• To do
In this exercise, reproduce all the entries that follow exactly.
____________
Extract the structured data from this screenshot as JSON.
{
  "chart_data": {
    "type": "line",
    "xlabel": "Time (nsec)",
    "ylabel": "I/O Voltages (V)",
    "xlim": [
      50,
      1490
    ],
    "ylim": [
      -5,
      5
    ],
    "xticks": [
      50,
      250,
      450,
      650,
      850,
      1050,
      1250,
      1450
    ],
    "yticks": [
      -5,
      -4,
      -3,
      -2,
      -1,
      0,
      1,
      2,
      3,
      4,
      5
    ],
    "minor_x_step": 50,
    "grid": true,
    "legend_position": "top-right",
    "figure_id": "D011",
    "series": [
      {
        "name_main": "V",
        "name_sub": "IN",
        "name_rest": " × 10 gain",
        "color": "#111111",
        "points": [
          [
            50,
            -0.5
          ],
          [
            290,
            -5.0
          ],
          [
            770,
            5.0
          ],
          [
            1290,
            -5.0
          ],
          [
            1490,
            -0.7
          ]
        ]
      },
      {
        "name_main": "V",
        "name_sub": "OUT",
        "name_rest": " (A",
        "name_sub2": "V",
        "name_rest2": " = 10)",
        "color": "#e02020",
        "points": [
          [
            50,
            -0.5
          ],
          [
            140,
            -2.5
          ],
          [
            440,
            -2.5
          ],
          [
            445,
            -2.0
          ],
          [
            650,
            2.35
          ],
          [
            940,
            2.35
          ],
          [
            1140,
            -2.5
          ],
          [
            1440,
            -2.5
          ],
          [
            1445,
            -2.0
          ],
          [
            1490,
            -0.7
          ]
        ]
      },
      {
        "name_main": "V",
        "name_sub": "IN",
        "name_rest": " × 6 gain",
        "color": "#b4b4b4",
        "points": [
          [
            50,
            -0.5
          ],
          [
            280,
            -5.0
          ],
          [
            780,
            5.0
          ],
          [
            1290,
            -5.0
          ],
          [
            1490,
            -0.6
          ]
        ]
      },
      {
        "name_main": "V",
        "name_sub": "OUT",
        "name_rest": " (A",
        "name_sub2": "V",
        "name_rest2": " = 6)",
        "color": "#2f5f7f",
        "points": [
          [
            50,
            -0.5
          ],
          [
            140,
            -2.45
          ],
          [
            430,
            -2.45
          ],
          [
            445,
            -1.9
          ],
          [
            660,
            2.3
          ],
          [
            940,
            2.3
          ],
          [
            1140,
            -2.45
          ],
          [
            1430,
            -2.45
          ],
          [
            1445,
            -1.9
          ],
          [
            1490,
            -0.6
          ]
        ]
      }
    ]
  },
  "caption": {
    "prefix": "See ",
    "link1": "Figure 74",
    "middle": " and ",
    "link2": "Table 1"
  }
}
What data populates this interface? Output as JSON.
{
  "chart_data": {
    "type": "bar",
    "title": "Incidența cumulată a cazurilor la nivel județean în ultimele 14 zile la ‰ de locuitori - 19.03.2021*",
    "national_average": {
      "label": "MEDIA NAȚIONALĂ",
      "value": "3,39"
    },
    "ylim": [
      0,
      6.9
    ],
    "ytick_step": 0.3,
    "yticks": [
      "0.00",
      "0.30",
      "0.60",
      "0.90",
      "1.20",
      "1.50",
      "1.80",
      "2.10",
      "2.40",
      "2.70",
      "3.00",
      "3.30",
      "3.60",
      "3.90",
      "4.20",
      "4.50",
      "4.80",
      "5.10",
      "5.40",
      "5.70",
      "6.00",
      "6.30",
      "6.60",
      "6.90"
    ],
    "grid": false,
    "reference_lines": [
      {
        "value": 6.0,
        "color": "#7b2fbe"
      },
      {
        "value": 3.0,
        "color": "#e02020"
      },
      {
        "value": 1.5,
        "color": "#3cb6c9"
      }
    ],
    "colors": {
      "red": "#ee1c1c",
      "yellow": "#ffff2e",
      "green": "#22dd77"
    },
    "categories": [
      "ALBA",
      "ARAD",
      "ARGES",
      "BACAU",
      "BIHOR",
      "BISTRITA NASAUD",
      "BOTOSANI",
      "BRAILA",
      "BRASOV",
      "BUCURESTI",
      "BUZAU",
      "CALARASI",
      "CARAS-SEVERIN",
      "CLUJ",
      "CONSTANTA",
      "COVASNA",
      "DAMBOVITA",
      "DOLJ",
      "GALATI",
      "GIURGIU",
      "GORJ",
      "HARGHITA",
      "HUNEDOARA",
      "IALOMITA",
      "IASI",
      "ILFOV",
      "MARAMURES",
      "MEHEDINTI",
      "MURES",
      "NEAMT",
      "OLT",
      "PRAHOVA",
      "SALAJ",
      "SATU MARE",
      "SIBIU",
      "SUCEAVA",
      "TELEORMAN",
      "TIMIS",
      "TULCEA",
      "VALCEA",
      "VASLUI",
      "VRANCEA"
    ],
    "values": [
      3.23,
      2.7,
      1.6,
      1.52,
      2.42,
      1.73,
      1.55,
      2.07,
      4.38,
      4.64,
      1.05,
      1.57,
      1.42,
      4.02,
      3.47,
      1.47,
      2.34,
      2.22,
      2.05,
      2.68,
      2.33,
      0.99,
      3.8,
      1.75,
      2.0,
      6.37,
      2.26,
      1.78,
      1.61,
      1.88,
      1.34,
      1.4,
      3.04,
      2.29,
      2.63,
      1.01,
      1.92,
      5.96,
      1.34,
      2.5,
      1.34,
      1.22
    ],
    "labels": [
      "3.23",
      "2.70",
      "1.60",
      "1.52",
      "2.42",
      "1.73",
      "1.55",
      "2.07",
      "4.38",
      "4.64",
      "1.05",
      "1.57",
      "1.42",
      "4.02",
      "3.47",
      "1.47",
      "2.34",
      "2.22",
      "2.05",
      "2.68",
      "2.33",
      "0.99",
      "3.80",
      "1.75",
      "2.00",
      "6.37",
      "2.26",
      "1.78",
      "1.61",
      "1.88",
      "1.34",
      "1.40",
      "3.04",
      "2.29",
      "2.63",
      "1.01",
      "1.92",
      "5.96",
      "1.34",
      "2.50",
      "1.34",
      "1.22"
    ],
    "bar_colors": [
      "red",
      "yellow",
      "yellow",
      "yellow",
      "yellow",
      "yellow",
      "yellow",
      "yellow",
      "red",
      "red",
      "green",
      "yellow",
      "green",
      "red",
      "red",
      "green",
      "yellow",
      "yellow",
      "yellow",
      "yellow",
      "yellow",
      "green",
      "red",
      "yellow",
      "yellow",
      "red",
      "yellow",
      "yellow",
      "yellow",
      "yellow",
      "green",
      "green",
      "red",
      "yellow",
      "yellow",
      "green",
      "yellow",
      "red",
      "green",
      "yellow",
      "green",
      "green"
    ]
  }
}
____________
• Response
Extract the structured data from this screenshot as JSON.
{
  "chart_data": {
    "type": "line",
    "xlabel": "Time (nsec)",
    "ylabel": "I/O Voltages (V)",
    "xlim": [
      50,
      1490
    ],
    "ylim": [
      -5,
      5
    ],
    "xticks": [
      50,
      250,
      450,
      650,
      850,
      1050,
      1250,
      1450
    ],
    "yticks": [
      -5,
      -4,
      -3,
      -2,
      -1,
      0,
      1,
      2,
      3,
      4,
      5
    ],
    "minor_x_step": 50,
    "grid": true,
    "legend_position": "top-right",
    "figure_id": "D011",
    "series": [
      {
        "name_main": "V",
        "name_sub": "IN",
        "name_rest": " × 10 gain",
        "color": "#111111",
        "points": [
          [
            50,
            -0.5
          ],
          [
            290,
            -5.0
          ],
          [
            770,
            5.0
          ],
          [
            1290,
            -5.0
          ],
          [
            1490,
            -0.7
          ]
        ]
      },
      {
        "name_main": "V",
        "name_sub": "OUT",
        "name_rest": " (A",
        "name_sub2": "V",
        "name_rest2": " = 10)",
        "color": "#e02020",
        "points": [
          [
            50,
            -0.5
          ],
          [
            140,
            -2.5
          ],
          [
            440,
            -2.5
          ],
          [
            445,
            -2.0
          ],
          [
            650,
            2.35
          ],
          [
            940,
            2.35
          ],
          [
            1140,
            -2.5
          ],
          [
            1440,
            -2.5
          ],
          [
            1445,
            -2.0
          ],
          [
            1490,
            -0.7
          ]
        ]
      },
      {
        "name_main": "V",
        "name_sub": "IN",
        "name_rest": " × 6 gain",
        "color": "#b4b4b4",
        "points": [
          [
            50,
            -0.5
          ],
          [
            280,
            -5.0
          ],
          [
            780,
            5.0
          ],
          [
            1290,
            -5.0
          ],
          [
            1490,
            -0.6
          ]
        ]
      },
      {
        "name_main": "V",
        "name_sub": "OUT",
        "name_rest": " (A",
        "name_sub2": "V",
        "name_rest2": " = 6)",
        "color": "#2f5f7f",
        "points": [
          [
            50,
            -0.5
          ],
          [
            140,
            -2.45
          ],
          [
            430,
            -2.45
          ],
          [
            445,
            -1.9
          ],
          [
            660,
            2.3
          ],
          [
            940,
            2.3
          ],
          [
            1140,
            -2.45
          ],
          [
            1430,
            -2.45
          ],
          [
            1445,
            -1.9
          ],
          [
            1490,
            -0.6
          ]
        ]
      }
    ]
  },
  "caption": {
    "prefix": "See ",
    "link1": "Figure 74",
    "middle": " and ",
    "link2": "Table 1"
  }
}
What data populates this interface? Output as JSON.
{
  "chart_data": {
    "type": "bar",
    "title": "Incidența cumulată a cazurilor la nivel județean în ultimele 14 zile la ‰ de locuitori - 19.03.2021*",
    "national_average": {
      "label": "MEDIA NAȚIONALĂ",
      "value": "3,39"
    },
    "ylim": [
      0,
      6.9
    ],
    "ytick_step": 0.3,
    "yticks": [
      "0.00",
      "0.30",
      "0.60",
      "0.90",
      "1.20",
      "1.50",
      "1.80",
      "2.10",
      "2.40",
      "2.70",
      "3.00",
      "3.30",
      "3.60",
      "3.90",
      "4.20",
      "4.50",
      "4.80",
      "5.10",
      "5.40",
      "5.70",
      "6.00",
      "6.30",
      "6.60",
      "6.90"
    ],
    "grid": false,
    "reference_lines": [
      {
        "value": 6.0,
        "color": "#7b2fbe"
      },
      {
        "value": 3.0,
        "color": "#e02020"
      },
      {
        "value": 1.5,
        "color": "#3cb6c9"
      }
    ],
    "colors": {
      "red": "#ee1c1c",
      "yellow": "#ffff2e",
      "green": "#22dd77"
    },
    "categories": [
      "ALBA",
      "ARAD",
      "ARGES",
      "BACAU",
      "BIHOR",
      "BISTRITA NASAUD",
      "BOTOSANI",
      "BRAILA",
      "BRASOV",
      "BUCURESTI",
      "BUZAU",
      "CALARASI",
      "CARAS-SEVERIN",
      "CLUJ",
      "CONSTANTA",
      "COVASNA",
      "DAMBOVITA",
      "DOLJ",
      "GALATI",
      "GIURGIU",
      "GORJ",
      "HARGHITA",
      "HUNEDOARA",
      "IALOMITA",
      "IASI",
      "ILFOV",
      "MARAMURES",
      "MEHEDINTI",
      "MURES",
      "NEAMT",
      "OLT",
      "PRAHOVA",
      "SALAJ",
      "SATU MARE",
      "SIBIU",
      "SUCEAVA",
      "TELEORMAN",
      "TIMIS",
      "TULCEA",
      "VALCEA",
      "VASLUI",
      "VRANCEA"
    ],
    "values": [
      3.23,
      2.7,
      1.6,
      1.52,
      2.42,
      1.73,
      1.55,
      2.07,
      4.38,
      4.64,
      1.05,
      1.57,
      1.42,
      4.02,
      3.47,
      1.47,
      2.34,
      2.22,
      2.05,
      2.68,
      2.33,
      0.99,
      3.8,
      1.75,
      2.0,
      6.37,
      2.26,
      1.78,
      1.61,
      1.88,
      1.34,
      1.4,
      3.04,
      2.29,
      2.63,
      1.01,
      1.92,
      5.96,
      1.34,
      2.5,
      1.34,
      1.22
    ],
    "labels": [
      "3.23",
      "2.70",
      "1.60",
      "1.52",
      "2.42",
      "1.73",
      "1.55",
      "2.07",
      "4.38",
      "4.64",
      "1.05",
      "1.57",
      "1.42",
      "4.02",
      "3.47",
      "1.47",
      "2.34",
      "2.22",
      "2.05",
      "2.68",
      "2.33",
      "0.99",
      "3.80",
      "1.75",
      "2.00",
      "6.37",
      "2.26",
      "1.78",
      "1.61",
      "1.88",
      "1.34",
      "1.40",
      "3.04",
      "2.29",
      "2.63",
      "1.01",
      "1.92",
      "5.96",
      "1.34",
      "2.50",
      "1.34",
      "1.22"
    ],
    "bar_colors": [
      "red",
      "yellow",
      "yellow",
      "yellow",
      "yellow",
      "yellow",
      "yellow",
      "yellow",
      "red",
      "red",
      "green",
      "yellow",
      "green",
      "red",
      "red",
      "green",
      "yellow",
      "yellow",
      "yellow",
      "yellow",
      "yellow",
      "green",
      "red",
      "yellow",
      "yellow",
      "red",
      "yellow",
      "yellow",
      "yellow",
      "yellow",
      "green",
      "green",
      "red",
      "yellow",
      "yellow",
      "green",
      "yellow",
      "red",
      "green",
      "yellow",
      "green",
      "green"
    ]
  }
}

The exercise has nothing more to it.